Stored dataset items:
======

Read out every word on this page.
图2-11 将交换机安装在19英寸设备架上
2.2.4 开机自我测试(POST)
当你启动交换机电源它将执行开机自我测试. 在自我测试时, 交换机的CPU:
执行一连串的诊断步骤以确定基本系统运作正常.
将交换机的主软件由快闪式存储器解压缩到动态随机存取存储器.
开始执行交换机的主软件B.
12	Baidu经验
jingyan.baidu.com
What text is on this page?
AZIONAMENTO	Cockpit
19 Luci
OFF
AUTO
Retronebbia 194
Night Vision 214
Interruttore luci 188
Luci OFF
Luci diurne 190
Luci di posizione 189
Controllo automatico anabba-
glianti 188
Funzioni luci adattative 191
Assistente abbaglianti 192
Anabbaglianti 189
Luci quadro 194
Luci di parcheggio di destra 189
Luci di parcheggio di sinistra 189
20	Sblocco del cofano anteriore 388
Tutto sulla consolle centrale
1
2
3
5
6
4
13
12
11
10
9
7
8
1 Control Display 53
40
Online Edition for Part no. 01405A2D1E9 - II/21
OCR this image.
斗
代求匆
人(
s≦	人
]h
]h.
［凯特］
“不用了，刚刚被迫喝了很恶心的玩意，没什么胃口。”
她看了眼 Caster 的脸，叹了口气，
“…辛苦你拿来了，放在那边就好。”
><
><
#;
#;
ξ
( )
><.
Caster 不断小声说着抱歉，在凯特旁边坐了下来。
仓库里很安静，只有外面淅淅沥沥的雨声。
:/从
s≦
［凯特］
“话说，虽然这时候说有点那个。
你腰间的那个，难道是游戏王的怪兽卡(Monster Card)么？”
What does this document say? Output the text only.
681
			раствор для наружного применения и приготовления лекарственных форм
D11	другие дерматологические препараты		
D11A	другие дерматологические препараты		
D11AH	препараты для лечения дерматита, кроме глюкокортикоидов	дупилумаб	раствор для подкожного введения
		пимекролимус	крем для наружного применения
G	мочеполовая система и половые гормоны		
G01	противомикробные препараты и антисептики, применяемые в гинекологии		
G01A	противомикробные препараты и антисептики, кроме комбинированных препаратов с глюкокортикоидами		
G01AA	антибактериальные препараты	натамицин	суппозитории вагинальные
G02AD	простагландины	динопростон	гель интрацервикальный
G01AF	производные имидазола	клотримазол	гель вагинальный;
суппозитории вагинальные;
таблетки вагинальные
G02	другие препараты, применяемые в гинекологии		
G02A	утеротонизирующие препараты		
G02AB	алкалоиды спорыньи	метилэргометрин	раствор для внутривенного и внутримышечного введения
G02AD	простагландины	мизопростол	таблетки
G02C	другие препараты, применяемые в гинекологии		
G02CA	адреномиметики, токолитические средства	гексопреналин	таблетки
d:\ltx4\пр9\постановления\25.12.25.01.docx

======

- [Written problem]: In the listing above, find the lines holding the word "Caster" and copy them.

- [Answer for this exercise]:
她看了眼 Caster 的脸，叹了口气，
Caster 不断小声说着抱歉，在凯特旁边坐了下来。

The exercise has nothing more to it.